» **Exercise aim**:
Select every line below containing the word "自分の好みに".

» **Dataset entries on figures**:
+++
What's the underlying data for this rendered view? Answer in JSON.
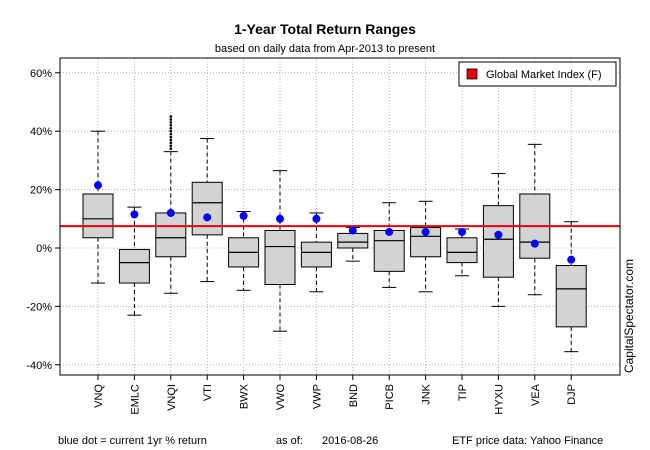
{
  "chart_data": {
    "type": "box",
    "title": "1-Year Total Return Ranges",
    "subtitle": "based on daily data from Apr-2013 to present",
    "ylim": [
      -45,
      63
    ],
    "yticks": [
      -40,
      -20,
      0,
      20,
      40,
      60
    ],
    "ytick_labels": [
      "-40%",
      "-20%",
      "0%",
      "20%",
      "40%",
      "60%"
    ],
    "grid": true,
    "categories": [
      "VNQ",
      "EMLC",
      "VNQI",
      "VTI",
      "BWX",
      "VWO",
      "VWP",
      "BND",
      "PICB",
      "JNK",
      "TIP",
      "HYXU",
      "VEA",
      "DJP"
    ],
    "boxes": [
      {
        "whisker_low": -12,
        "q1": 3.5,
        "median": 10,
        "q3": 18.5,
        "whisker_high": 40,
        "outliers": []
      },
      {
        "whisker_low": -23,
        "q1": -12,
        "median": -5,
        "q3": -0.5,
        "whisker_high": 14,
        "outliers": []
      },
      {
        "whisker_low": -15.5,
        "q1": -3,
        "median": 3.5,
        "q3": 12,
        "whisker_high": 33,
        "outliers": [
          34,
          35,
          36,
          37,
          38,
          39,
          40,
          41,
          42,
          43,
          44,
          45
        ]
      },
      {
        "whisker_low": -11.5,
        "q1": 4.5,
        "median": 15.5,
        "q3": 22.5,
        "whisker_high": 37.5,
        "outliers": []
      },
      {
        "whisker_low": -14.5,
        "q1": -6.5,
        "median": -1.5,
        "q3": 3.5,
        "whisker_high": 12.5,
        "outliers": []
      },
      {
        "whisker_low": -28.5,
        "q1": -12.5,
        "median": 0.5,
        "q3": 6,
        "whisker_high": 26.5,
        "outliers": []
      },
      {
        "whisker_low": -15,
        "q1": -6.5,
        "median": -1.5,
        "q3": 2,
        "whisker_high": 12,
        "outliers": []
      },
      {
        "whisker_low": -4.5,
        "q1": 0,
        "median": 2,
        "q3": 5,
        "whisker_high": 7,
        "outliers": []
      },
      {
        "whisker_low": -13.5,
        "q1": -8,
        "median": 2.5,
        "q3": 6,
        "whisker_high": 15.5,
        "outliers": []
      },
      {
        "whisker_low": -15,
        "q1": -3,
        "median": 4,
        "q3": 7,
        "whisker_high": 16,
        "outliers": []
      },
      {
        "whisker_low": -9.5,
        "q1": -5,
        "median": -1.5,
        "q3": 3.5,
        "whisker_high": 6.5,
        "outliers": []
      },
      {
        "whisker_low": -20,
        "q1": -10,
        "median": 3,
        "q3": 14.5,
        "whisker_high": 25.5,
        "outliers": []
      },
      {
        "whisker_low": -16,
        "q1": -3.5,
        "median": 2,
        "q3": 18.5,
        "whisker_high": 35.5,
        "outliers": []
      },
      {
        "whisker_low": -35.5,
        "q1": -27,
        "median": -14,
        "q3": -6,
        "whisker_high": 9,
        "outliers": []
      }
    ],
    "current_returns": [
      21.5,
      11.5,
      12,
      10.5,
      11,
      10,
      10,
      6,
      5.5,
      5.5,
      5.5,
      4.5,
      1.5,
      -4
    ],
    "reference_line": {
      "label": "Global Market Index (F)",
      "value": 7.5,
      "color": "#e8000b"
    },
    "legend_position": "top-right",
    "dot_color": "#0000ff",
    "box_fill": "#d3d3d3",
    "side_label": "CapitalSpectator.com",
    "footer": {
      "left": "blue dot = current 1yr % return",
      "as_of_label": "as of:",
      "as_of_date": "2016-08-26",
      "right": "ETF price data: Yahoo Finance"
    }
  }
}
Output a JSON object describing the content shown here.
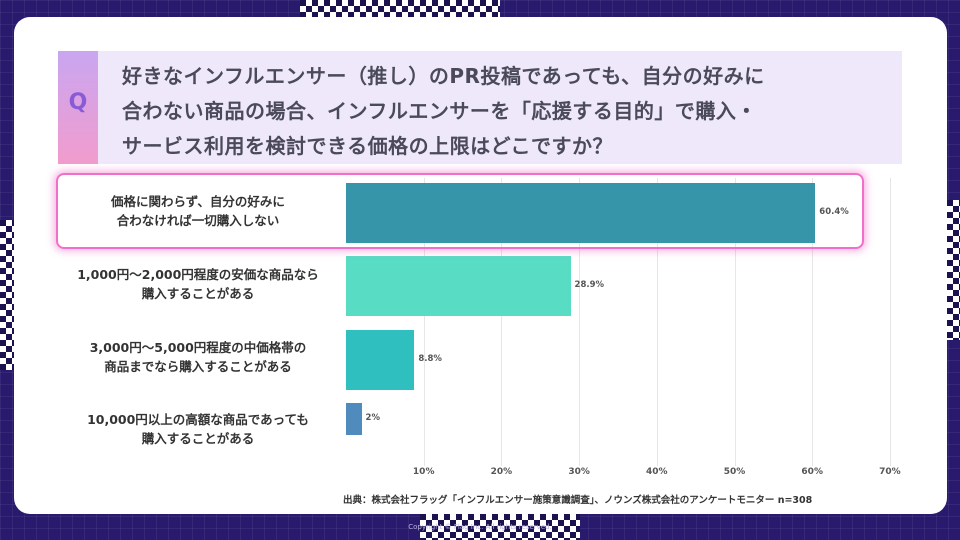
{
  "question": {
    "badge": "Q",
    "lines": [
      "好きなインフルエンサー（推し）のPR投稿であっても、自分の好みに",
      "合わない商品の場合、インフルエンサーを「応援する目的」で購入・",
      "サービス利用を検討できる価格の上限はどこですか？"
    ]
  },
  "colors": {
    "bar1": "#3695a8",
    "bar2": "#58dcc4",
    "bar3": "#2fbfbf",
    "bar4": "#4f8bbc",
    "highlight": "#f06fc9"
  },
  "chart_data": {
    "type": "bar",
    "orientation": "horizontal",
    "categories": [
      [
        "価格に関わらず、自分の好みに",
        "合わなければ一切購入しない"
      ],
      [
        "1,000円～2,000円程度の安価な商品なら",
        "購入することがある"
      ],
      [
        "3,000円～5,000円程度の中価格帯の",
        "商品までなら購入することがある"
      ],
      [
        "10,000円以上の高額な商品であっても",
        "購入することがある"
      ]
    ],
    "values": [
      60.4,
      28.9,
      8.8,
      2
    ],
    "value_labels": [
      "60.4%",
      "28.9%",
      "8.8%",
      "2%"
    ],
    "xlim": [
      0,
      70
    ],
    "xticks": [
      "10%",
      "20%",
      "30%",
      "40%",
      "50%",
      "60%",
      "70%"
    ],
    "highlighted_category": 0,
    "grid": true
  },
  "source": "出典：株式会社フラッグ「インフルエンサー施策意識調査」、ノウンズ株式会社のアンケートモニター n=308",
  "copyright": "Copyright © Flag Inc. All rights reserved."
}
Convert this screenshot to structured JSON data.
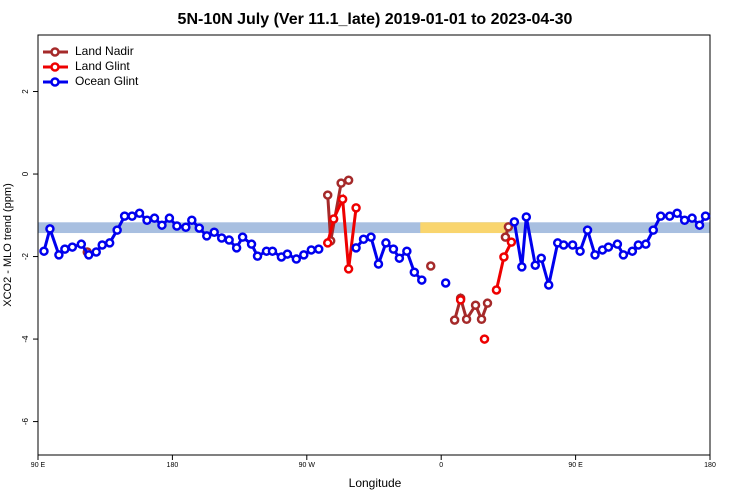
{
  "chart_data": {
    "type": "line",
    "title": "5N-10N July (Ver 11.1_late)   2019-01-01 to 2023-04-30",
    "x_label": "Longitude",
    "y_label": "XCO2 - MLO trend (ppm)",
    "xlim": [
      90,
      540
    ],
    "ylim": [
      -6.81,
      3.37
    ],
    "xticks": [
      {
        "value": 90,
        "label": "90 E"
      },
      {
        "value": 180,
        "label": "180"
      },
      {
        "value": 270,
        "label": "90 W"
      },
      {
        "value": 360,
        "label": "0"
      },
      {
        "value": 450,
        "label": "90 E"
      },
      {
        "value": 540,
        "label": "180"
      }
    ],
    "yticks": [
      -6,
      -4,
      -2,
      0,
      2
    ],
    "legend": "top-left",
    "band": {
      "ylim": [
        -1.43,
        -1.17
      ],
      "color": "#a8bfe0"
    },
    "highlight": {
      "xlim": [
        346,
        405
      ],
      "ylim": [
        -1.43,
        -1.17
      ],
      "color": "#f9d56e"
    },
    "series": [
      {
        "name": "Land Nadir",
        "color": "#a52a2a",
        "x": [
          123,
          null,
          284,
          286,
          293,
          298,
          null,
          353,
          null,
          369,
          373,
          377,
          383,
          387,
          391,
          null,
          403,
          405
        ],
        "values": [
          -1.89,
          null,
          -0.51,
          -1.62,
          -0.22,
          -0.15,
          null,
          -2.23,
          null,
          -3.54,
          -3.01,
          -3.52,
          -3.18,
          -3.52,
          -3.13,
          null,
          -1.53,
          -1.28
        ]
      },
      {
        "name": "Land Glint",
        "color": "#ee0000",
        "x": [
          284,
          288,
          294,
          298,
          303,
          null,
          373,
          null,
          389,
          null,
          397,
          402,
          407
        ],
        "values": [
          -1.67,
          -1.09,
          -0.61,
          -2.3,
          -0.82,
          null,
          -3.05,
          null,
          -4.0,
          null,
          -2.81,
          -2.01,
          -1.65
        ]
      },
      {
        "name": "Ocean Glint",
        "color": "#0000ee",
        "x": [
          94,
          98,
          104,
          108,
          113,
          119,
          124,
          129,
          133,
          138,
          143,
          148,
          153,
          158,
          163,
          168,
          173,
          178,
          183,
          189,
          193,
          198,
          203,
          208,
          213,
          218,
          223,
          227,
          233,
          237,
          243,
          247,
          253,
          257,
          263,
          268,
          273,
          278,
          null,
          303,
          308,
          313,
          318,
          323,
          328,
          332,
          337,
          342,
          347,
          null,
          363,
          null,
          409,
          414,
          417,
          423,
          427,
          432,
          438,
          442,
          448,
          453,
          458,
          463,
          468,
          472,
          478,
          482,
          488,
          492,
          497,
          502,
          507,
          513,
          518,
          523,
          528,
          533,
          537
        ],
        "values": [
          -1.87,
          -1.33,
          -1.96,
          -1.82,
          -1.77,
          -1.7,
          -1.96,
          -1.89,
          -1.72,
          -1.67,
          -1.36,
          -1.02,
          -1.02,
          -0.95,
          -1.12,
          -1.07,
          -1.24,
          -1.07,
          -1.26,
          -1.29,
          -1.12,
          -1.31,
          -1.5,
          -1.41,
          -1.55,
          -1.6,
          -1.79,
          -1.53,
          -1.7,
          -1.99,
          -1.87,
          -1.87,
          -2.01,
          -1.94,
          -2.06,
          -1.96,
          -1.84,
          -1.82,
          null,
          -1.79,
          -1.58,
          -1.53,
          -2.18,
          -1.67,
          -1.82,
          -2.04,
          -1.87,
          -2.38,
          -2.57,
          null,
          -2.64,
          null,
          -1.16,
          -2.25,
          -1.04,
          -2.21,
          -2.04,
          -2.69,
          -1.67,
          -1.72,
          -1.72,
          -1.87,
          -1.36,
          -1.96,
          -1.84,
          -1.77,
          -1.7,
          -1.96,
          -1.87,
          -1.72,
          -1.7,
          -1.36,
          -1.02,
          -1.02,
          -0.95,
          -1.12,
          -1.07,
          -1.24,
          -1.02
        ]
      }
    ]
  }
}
+++
» **Solution**:
      "好きなインフルエンサー（推し）のPR投稿であっても、自分の好みに",
        "価格に関わらず、自分の好みに",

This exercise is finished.